_INSTRUCTION_.
Format every line of the material below as a numbered list, skipping blank lines. Leave the pictures out of your answer.

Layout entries
────────
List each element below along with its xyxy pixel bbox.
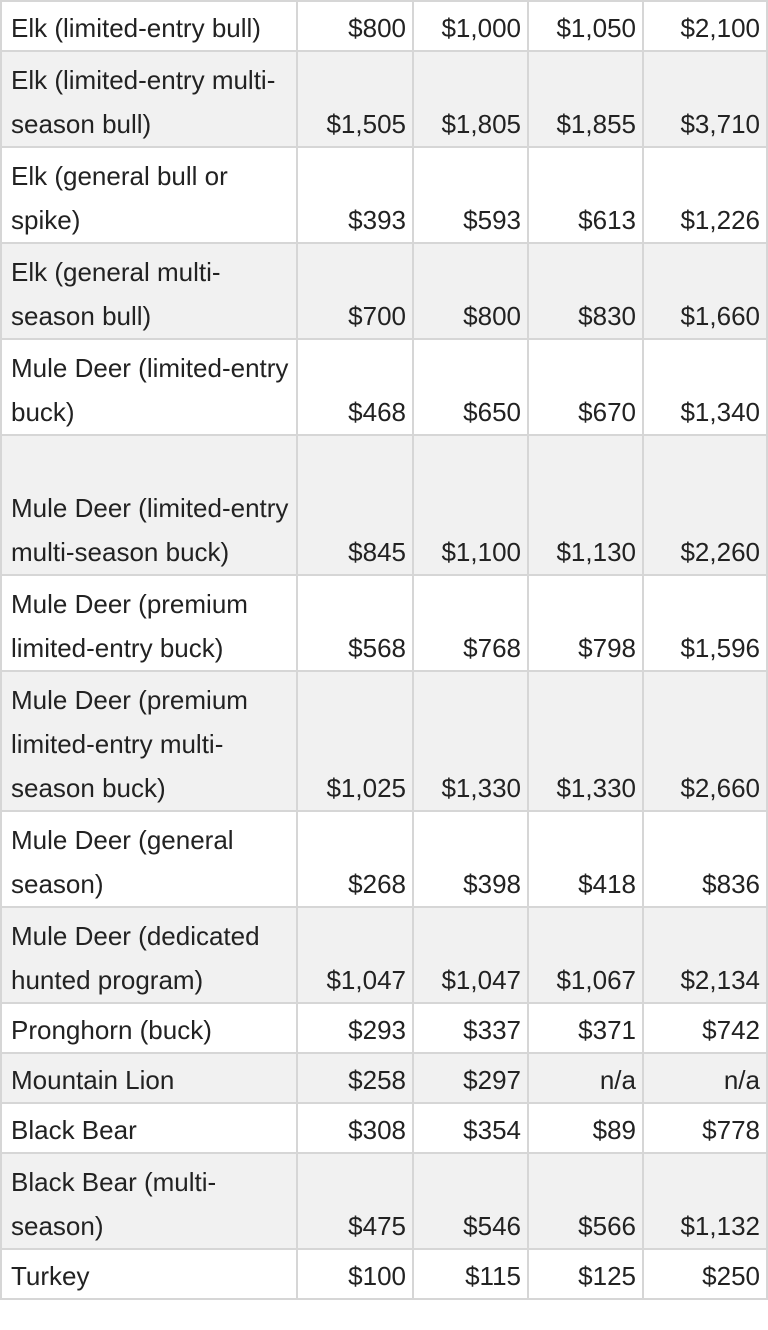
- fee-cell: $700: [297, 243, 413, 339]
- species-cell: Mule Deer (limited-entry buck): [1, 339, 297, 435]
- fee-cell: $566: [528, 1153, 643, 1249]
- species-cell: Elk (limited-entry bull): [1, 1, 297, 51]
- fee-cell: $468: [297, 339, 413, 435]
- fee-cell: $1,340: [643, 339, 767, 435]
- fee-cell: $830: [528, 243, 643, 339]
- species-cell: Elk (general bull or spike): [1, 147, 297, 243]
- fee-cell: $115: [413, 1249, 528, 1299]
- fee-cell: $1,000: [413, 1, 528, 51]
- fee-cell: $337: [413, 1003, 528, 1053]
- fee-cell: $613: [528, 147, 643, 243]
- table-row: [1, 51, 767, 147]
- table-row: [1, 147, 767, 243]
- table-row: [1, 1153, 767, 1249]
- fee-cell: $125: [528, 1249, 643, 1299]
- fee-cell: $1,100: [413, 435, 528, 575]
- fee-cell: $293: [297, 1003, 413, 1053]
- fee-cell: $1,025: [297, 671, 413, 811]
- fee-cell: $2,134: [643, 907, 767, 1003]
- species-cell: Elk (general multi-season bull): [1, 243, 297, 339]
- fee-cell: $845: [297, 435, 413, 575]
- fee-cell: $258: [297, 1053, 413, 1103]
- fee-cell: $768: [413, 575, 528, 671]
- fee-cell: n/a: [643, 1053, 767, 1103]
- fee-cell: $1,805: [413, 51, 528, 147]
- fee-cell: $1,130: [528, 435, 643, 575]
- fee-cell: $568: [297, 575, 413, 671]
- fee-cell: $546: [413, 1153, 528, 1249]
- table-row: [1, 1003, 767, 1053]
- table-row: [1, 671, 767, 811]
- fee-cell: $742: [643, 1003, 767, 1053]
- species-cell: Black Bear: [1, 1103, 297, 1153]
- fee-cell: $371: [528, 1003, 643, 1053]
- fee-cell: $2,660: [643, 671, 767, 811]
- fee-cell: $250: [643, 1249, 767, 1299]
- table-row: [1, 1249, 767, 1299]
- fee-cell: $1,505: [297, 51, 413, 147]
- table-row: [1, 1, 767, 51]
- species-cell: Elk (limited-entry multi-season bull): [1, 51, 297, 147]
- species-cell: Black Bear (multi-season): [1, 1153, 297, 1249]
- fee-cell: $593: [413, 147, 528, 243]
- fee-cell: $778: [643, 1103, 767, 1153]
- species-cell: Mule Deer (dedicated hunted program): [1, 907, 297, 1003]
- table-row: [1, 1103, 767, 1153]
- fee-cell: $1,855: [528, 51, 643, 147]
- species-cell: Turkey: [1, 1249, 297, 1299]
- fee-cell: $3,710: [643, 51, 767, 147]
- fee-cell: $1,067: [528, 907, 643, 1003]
────────
_ANSWER FOR THIS EXERCISE_.
1. List each element below along with its xyxy pixel bbox.
2. - fee-cell: $700: [297, 243, 413, 339]
3. - species-cell: Mule Deer (limited-entry buck): [1, 339, 297, 435]
4. - fee-cell: $566: [528, 1153, 643, 1249]
5. - species-cell: Elk (limited-entry bull): [1, 1, 297, 51]
6. - fee-cell: $468: [297, 339, 413, 435]
7. - fee-cell: $1,340: [643, 339, 767, 435]
8. - fee-cell: $830: [528, 243, 643, 339]
9. - species-cell: Elk (general bull or spike): [1, 147, 297, 243]
10. - fee-cell: $115: [413, 1249, 528, 1299]
11. - fee-cell: $1,000: [413, 1, 528, 51]
12. - fee-cell: $337: [413, 1003, 528, 1053]
13. - fee-cell: $613: [528, 147, 643, 243]
14. - table-row: [1, 51, 767, 147]
15. - table-row: [1, 147, 767, 243]
16. - table-row: [1, 1153, 767, 1249]
17. - fee-cell: $125: [528, 1249, 643, 1299]
18. - fee-cell: $1,100: [413, 435, 528, 575]
19. - fee-cell: $293: [297, 1003, 413, 1053]
20. - fee-cell: $1,025: [297, 671, 413, 811]
21. - fee-cell: $2,134: [643, 907, 767, 1003]
22. - species-cell: Elk (general multi-season bull): [1, 243, 297, 339]
23. - fee-cell: $845: [297, 435, 413, 575]
24. - fee-cell: $258: [297, 1053, 413, 1103]
25. - fee-cell: $768: [413, 575, 528, 671]
26. - fee-cell: n/a: [643, 1053, 767, 1103]
27. - fee-cell: $1,805: [413, 51, 528, 147]
28. - fee-cell: $1,130: [528, 435, 643, 575]
29. - fee-cell: $568: [297, 575, 413, 671]
30. - fee-cell: $546: [413, 1153, 528, 1249]
31. - table-row: [1, 1003, 767, 1053]
32. - table-row: [1, 671, 767, 811]
33. - fee-cell: $742: [643, 1003, 767, 1053]
34. - species-cell: Black Bear: [1, 1103, 297, 1153]
35. - fee-cell: $371: [528, 1003, 643, 1053]
36. - fee-cell: $2,660: [643, 671, 767, 811]
37. - fee-cell: $250: [643, 1249, 767, 1299]
38. - table-row: [1, 1249, 767, 1299]
39. - fee-cell: $1,505: [297, 51, 413, 147]
40. - table-row: [1, 1, 767, 51]
41. - species-cell: Elk (limited-entry multi-season bull): [1, 51, 297, 147]
42. - species-cell: Black Bear (multi-season): [1, 1153, 297, 1249]
43. - fee-cell: $593: [413, 147, 528, 243]
44. - fee-cell: $778: [643, 1103, 767, 1153]
45. - species-cell: Mule Deer (dedicated hunted program): [1, 907, 297, 1003]
46. - table-row: [1, 1103, 767, 1153]
47. - fee-cell: $1,855: [528, 51, 643, 147]
48. - species-cell: Turkey: [1, 1249, 297, 1299]
49. - fee-cell: $3,710: [643, 51, 767, 147]
50. - fee-cell: $1,067: [528, 907, 643, 1003]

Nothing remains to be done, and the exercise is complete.